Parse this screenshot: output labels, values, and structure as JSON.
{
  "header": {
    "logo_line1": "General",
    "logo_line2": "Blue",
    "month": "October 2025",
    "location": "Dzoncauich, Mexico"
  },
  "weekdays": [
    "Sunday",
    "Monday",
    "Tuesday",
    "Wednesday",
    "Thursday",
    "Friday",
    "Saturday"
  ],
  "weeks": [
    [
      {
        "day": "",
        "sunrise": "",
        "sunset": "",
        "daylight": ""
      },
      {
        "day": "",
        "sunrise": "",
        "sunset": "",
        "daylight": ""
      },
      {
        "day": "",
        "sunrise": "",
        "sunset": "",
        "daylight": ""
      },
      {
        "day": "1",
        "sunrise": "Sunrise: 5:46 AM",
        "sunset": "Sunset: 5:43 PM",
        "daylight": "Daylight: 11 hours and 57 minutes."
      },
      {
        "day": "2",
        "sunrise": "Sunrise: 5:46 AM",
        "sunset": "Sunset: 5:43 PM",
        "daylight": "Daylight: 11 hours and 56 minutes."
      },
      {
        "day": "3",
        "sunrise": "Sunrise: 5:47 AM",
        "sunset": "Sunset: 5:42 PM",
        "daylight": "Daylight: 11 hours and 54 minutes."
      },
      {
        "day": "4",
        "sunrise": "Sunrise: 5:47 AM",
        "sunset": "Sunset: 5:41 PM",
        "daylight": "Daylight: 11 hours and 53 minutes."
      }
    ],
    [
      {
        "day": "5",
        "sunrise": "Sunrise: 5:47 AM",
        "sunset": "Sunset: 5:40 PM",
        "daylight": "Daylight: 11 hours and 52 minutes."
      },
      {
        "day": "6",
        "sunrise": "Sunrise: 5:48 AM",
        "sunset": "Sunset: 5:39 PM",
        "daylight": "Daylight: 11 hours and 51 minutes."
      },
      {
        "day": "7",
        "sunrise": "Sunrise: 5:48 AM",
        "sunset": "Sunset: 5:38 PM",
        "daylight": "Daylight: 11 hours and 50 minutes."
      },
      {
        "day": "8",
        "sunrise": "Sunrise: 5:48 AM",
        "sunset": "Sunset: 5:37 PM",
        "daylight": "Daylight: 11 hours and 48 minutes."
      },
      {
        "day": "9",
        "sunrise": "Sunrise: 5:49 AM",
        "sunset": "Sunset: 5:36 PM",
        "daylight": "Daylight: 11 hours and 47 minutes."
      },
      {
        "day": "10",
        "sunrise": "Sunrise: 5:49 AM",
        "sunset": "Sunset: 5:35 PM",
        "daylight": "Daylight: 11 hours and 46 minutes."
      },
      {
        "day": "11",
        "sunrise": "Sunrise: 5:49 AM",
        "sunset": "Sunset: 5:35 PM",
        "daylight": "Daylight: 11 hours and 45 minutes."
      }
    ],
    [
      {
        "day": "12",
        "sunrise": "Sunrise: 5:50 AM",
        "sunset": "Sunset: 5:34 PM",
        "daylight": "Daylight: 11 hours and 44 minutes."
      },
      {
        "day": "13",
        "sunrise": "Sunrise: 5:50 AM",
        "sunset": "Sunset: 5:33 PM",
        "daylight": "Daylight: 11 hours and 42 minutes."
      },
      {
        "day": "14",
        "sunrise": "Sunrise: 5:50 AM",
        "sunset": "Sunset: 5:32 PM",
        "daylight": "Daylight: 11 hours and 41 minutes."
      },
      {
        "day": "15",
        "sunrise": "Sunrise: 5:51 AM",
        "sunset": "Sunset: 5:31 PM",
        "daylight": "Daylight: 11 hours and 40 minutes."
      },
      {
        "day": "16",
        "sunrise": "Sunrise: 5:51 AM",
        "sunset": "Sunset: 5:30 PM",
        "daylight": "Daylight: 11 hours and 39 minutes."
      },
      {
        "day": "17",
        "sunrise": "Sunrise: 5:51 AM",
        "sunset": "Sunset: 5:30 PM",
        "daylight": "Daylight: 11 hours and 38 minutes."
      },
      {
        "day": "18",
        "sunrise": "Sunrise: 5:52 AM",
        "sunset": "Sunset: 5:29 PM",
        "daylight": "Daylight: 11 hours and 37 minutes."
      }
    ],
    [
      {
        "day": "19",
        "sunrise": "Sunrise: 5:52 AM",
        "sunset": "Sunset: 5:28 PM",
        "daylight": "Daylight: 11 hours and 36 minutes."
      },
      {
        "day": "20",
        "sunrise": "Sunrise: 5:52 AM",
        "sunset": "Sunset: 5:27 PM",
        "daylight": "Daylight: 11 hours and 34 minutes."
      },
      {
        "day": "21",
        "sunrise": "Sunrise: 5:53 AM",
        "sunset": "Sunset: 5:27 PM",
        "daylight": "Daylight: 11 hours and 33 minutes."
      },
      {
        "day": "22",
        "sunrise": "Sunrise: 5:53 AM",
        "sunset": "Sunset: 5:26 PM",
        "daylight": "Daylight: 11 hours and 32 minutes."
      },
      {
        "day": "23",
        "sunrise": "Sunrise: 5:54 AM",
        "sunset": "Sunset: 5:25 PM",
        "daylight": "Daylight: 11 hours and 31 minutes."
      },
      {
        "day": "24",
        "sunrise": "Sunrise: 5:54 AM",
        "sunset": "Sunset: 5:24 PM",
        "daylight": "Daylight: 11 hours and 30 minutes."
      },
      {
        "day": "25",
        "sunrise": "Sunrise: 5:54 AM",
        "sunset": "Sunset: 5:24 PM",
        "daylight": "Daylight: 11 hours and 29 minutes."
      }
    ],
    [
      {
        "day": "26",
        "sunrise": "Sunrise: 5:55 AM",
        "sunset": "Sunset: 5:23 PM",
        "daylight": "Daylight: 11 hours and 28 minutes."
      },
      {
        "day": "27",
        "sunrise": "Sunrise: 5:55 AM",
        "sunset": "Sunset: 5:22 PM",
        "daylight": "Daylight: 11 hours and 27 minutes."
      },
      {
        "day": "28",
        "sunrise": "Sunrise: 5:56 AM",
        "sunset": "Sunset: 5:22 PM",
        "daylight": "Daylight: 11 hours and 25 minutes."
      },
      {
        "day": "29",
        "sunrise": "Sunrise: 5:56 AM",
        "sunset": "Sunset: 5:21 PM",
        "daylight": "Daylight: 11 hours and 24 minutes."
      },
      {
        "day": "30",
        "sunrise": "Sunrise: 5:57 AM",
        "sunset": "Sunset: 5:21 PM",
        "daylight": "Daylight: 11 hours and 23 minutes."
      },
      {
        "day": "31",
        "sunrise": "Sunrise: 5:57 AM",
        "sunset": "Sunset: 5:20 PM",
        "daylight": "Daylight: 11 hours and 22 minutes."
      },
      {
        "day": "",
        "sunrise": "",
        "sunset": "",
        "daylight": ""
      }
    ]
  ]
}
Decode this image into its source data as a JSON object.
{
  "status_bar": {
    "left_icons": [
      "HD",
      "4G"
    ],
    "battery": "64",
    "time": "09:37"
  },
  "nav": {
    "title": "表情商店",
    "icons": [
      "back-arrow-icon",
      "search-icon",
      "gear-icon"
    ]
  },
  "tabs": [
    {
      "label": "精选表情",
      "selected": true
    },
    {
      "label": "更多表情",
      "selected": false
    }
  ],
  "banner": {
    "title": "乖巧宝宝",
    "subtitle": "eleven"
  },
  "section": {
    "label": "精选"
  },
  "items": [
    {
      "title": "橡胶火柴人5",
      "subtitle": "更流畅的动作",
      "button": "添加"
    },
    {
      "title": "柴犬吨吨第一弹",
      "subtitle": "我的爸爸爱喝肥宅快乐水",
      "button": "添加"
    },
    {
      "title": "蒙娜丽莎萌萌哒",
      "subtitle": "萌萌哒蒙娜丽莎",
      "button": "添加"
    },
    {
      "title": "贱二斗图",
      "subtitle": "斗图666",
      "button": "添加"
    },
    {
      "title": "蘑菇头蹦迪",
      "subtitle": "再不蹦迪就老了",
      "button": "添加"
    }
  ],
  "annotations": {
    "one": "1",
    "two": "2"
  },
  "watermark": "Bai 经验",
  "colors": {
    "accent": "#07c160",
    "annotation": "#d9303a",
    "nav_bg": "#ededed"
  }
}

----------

_WHAT YOU HAVE TO DO_: All lines from the one containing "Decode this image" through the final line of the listing above are to be reproduced exactly; include both and add nothing.

_OUTPUT FOR THIS TASK_:
Decode this image into its source data as a JSON object.
{
  "status_bar": {
    "left_icons": [
      "HD",
      "4G"
    ],
    "battery": "64",
    "time": "09:37"
  },
  "nav": {
    "title": "表情商店",
    "icons": [
      "back-arrow-icon",
      "search-icon",
      "gear-icon"
    ]
  },
  "tabs": [
    {
      "label": "精选表情",
      "selected": true
    },
    {
      "label": "更多表情",
      "selected": false
    }
  ],
  "banner": {
    "title": "乖巧宝宝",
    "subtitle": "eleven"
  },
  "section": {
    "label": "精选"
  },
  "items": [
    {
      "title": "橡胶火柴人5",
      "subtitle": "更流畅的动作",
      "button": "添加"
    },
    {
      "title": "柴犬吨吨第一弹",
      "subtitle": "我的爸爸爱喝肥宅快乐水",
      "button": "添加"
    },
    {
      "title": "蒙娜丽莎萌萌哒",
      "subtitle": "萌萌哒蒙娜丽莎",
      "button": "添加"
    },
    {
      "title": "贱二斗图",
      "subtitle": "斗图666",
      "button": "添加"
    },
    {
      "title": "蘑菇头蹦迪",
      "subtitle": "再不蹦迪就老了",
      "button": "添加"
    }
  ],
  "annotations": {
    "one": "1",
    "two": "2"
  },
  "watermark": "Bai 经验",
  "colors": {
    "accent": "#07c160",
    "annotation": "#d9303a",
    "nav_bg": "#ededed"
  }
}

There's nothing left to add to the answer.